:: DO THIS ::
Output all the data exactly. Pictures do not belong in the copy.

:: DATASET EXCERPTS ::
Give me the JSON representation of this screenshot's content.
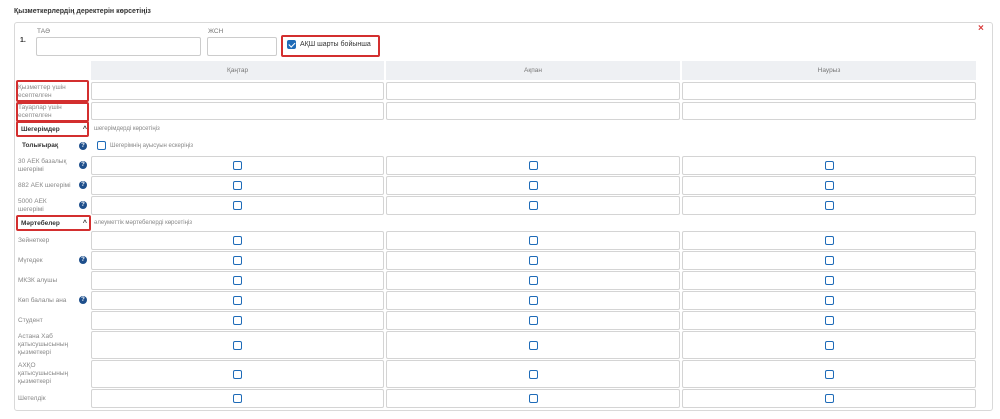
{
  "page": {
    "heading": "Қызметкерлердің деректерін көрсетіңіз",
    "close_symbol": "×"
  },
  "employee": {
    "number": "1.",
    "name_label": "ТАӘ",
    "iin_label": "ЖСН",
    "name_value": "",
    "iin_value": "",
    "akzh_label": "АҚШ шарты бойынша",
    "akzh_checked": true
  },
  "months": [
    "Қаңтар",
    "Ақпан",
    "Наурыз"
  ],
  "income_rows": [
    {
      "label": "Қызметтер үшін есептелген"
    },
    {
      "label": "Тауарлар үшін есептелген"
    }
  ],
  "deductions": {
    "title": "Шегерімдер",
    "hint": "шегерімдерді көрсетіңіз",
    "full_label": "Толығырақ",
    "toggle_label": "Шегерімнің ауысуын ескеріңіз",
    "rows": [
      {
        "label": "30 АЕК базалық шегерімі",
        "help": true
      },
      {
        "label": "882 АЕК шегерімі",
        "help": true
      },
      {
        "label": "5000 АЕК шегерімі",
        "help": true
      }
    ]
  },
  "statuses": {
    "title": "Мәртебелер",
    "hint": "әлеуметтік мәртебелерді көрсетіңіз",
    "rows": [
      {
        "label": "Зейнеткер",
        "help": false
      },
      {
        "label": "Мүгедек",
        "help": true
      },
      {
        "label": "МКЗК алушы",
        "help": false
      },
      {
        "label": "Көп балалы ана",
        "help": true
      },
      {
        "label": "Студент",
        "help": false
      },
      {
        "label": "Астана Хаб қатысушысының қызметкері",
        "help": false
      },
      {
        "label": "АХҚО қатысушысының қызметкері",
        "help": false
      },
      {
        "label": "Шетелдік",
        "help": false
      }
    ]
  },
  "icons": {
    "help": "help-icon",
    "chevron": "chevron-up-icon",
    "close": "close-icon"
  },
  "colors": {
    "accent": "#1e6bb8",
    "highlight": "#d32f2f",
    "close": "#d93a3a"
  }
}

:: EXERCISE RESULT ::
Give me the JSON representation of this screenshot's content.
{
  "page": {
    "heading": "Қызметкерлердің деректерін көрсетіңіз",
    "close_symbol": "×"
  },
  "employee": {
    "number": "1.",
    "name_label": "ТАӘ",
    "iin_label": "ЖСН",
    "name_value": "",
    "iin_value": "",
    "akzh_label": "АҚШ шарты бойынша",
    "akzh_checked": true
  },
  "months": [
    "Қаңтар",
    "Ақпан",
    "Наурыз"
  ],
  "income_rows": [
    {
      "label": "Қызметтер үшін есептелген"
    },
    {
      "label": "Тауарлар үшін есептелген"
    }
  ],
  "deductions": {
    "title": "Шегерімдер",
    "hint": "шегерімдерді көрсетіңіз",
    "full_label": "Толығырақ",
    "toggle_label": "Шегерімнің ауысуын ескеріңіз",
    "rows": [
      {
        "label": "30 АЕК базалық шегерімі",
        "help": true
      },
      {
        "label": "882 АЕК шегерімі",
        "help": true
      },
      {
        "label": "5000 АЕК шегерімі",
        "help": true
      }
    ]
  },
  "statuses": {
    "title": "Мәртебелер",
    "hint": "әлеуметтік мәртебелерді көрсетіңіз",
    "rows": [
      {
        "label": "Зейнеткер",
        "help": false
      },
      {
        "label": "Мүгедек",
        "help": true
      },
      {
        "label": "МКЗК алушы",
        "help": false
      },
      {
        "label": "Көп балалы ана",
        "help": true
      },
      {
        "label": "Студент",
        "help": false
      },
      {
        "label": "Астана Хаб қатысушысының қызметкері",
        "help": false
      },
      {
        "label": "АХҚО қатысушысының қызметкері",
        "help": false
      },
      {
        "label": "Шетелдік",
        "help": false
      }
    ]
  },
  "icons": {
    "help": "help-icon",
    "chevron": "chevron-up-icon",
    "close": "close-icon"
  },
  "colors": {
    "accent": "#1e6bb8",
    "highlight": "#d32f2f",
    "close": "#d93a3a"
  }
}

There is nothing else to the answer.